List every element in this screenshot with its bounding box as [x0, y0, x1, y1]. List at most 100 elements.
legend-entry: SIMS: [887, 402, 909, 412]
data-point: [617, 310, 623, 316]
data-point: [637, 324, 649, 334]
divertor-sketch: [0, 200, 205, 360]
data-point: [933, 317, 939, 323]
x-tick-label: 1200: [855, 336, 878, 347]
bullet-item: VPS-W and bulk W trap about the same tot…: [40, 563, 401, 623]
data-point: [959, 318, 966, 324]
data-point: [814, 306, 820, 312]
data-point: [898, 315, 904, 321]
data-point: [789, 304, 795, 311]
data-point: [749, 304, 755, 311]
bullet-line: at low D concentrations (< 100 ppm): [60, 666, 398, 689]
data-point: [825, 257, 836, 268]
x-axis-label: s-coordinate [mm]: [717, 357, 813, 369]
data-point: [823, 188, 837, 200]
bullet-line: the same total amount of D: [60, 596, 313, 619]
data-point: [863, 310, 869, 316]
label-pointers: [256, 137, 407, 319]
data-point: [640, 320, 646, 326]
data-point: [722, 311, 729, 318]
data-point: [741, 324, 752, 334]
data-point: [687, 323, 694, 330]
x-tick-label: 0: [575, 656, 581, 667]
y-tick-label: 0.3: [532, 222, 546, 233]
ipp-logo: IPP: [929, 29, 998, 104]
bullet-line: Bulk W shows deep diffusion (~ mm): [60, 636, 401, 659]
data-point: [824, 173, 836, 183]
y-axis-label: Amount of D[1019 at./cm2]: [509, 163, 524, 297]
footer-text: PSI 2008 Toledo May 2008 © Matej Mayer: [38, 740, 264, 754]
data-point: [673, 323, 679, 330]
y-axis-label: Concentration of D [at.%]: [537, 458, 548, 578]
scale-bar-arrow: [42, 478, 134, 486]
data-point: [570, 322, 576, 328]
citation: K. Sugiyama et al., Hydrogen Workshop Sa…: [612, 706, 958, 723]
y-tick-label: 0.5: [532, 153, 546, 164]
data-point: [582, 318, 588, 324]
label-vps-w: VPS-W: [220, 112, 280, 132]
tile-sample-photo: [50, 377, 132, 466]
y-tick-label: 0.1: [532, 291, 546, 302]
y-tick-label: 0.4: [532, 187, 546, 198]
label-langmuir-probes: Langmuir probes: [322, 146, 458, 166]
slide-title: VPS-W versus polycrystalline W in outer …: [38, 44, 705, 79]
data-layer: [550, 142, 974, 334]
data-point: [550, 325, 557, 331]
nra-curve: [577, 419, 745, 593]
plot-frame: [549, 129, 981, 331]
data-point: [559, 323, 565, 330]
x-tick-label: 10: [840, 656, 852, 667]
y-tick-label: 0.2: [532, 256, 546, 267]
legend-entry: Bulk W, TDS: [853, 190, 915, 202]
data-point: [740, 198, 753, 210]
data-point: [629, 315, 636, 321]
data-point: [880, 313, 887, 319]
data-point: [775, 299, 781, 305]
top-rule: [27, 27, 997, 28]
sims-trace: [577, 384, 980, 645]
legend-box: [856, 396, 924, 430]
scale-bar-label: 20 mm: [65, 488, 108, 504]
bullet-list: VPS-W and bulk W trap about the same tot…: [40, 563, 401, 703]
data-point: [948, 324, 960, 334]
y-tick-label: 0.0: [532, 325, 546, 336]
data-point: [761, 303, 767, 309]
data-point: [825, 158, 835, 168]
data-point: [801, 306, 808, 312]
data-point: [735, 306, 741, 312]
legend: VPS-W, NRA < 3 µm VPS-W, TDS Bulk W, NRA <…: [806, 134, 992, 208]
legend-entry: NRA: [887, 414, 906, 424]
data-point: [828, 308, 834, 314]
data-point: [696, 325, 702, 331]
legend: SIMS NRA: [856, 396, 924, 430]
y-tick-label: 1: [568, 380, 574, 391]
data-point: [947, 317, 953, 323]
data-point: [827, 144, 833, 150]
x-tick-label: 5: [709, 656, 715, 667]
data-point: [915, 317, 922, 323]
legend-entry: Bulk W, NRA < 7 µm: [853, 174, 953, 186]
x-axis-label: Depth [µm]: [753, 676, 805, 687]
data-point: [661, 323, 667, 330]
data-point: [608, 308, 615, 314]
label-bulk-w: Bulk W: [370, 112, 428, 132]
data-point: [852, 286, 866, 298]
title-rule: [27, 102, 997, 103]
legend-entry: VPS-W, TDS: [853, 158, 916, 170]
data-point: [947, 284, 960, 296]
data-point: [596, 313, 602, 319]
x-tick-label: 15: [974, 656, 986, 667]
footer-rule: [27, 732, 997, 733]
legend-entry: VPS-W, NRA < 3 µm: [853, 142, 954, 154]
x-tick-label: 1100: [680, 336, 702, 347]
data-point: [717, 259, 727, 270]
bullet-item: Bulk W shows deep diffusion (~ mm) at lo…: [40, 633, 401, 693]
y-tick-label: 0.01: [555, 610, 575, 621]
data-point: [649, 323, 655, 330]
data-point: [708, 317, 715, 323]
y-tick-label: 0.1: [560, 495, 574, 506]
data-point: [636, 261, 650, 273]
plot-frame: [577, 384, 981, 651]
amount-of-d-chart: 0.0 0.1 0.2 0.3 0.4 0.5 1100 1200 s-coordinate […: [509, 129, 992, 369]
* * *
Renvoyez toutes les lignes de la liste ci-dessus à l'identique, sans rien y changer.

Votre réponse →
List every element in this screenshot with its bounding box as [x0, y0, x1, y1]. List at most 100 elements.
legend-entry: SIMS: [887, 402, 909, 412]
data-point: [617, 310, 623, 316]
data-point: [637, 324, 649, 334]
divertor-sketch: [0, 200, 205, 360]
data-point: [933, 317, 939, 323]
x-tick-label: 1200: [855, 336, 878, 347]
bullet-item: VPS-W and bulk W trap about the same tot…: [40, 563, 401, 623]
data-point: [959, 318, 966, 324]
data-point: [814, 306, 820, 312]
data-point: [898, 315, 904, 321]
data-point: [789, 304, 795, 311]
data-point: [749, 304, 755, 311]
bullet-line: at low D concentrations (< 100 ppm): [60, 666, 398, 689]
data-point: [825, 257, 836, 268]
x-axis-label: s-coordinate [mm]: [717, 357, 813, 369]
data-point: [823, 188, 837, 200]
bullet-line: the same total amount of D: [60, 596, 313, 619]
data-point: [863, 310, 869, 316]
label-pointers: [256, 137, 407, 319]
data-point: [640, 320, 646, 326]
data-point: [722, 311, 729, 318]
data-point: [741, 324, 752, 334]
data-point: [687, 323, 694, 330]
x-tick-label: 0: [575, 656, 581, 667]
y-tick-label: 0.3: [532, 222, 546, 233]
ipp-logo: IPP: [929, 29, 998, 104]
bullet-line: Bulk W shows deep diffusion (~ mm): [60, 636, 401, 659]
data-point: [824, 173, 836, 183]
y-axis-label: Amount of D[1019 at./cm2]: [509, 163, 524, 297]
footer-text: PSI 2008 Toledo May 2008 © Matej Mayer: [38, 740, 264, 754]
data-point: [673, 323, 679, 330]
y-axis-label: Concentration of D [at.%]: [537, 458, 548, 578]
scale-bar-arrow: [42, 478, 134, 486]
data-point: [570, 322, 576, 328]
citation: K. Sugiyama et al., Hydrogen Workshop Sa…: [612, 706, 958, 723]
y-tick-label: 0.5: [532, 153, 546, 164]
data-point: [582, 318, 588, 324]
label-vps-w: VPS-W: [220, 112, 280, 132]
tile-sample-photo: [50, 377, 132, 466]
y-tick-label: 0.1: [532, 291, 546, 302]
y-tick-label: 0.4: [532, 187, 546, 198]
label-langmuir-probes: Langmuir probes: [322, 146, 458, 166]
slide-title: VPS-W versus polycrystalline W in outer …: [38, 44, 705, 79]
data-layer: [550, 142, 974, 334]
data-point: [550, 325, 557, 331]
nra-curve: [577, 419, 745, 593]
plot-frame: [549, 129, 981, 331]
data-point: [559, 323, 565, 330]
x-tick-label: 10: [840, 656, 852, 667]
y-tick-label: 0.2: [532, 256, 546, 267]
legend-entry: Bulk W, TDS: [853, 190, 915, 202]
data-point: [740, 198, 753, 210]
data-point: [629, 315, 636, 321]
data-point: [880, 313, 887, 319]
data-point: [775, 299, 781, 305]
top-rule: [27, 27, 997, 28]
sims-trace: [577, 384, 980, 645]
legend-box: [856, 396, 924, 430]
scale-bar-label: 20 mm: [65, 488, 108, 504]
bullet-list: VPS-W and bulk W trap about the same tot…: [40, 563, 401, 703]
data-point: [948, 324, 960, 334]
y-tick-label: 0.0: [532, 325, 546, 336]
data-point: [761, 303, 767, 309]
data-point: [825, 158, 835, 168]
data-point: [801, 306, 808, 312]
data-point: [735, 306, 741, 312]
legend: VPS-W, NRA < 3 µm VPS-W, TDS Bulk W, NRA <…: [806, 134, 992, 208]
legend-entry: NRA: [887, 414, 906, 424]
data-point: [828, 308, 834, 314]
data-point: [696, 325, 702, 331]
legend: SIMS NRA: [856, 396, 924, 430]
y-tick-label: 1: [568, 380, 574, 391]
data-point: [947, 317, 953, 323]
data-point: [827, 144, 833, 150]
x-tick-label: 5: [709, 656, 715, 667]
data-point: [915, 317, 922, 323]
legend-entry: Bulk W, NRA < 7 µm: [853, 174, 953, 186]
x-axis-label: Depth [µm]: [753, 676, 805, 687]
data-point: [661, 323, 667, 330]
data-point: [608, 308, 615, 314]
label-bulk-w: Bulk W: [370, 112, 428, 132]
data-point: [852, 286, 866, 298]
title-rule: [27, 102, 997, 103]
legend-entry: VPS-W, TDS: [853, 158, 916, 170]
data-point: [947, 284, 960, 296]
data-point: [596, 313, 602, 319]
x-tick-label: 15: [974, 656, 986, 667]
footer-rule: [27, 732, 997, 733]
legend-entry: VPS-W, NRA < 3 µm: [853, 142, 954, 154]
x-tick-label: 1100: [680, 336, 702, 347]
data-point: [717, 259, 727, 270]
bullet-item: Bulk W shows deep diffusion (~ mm) at lo…: [40, 633, 401, 693]
y-tick-label: 0.01: [555, 610, 575, 621]
data-point: [649, 323, 655, 330]
data-point: [708, 317, 715, 323]
y-tick-label: 0.1: [560, 495, 574, 506]
data-point: [636, 261, 650, 273]
plot-frame: [577, 384, 981, 651]
amount-of-d-chart: 0.0 0.1 0.2 0.3 0.4 0.5 1100 1200 s-coordinate […: [509, 129, 992, 369]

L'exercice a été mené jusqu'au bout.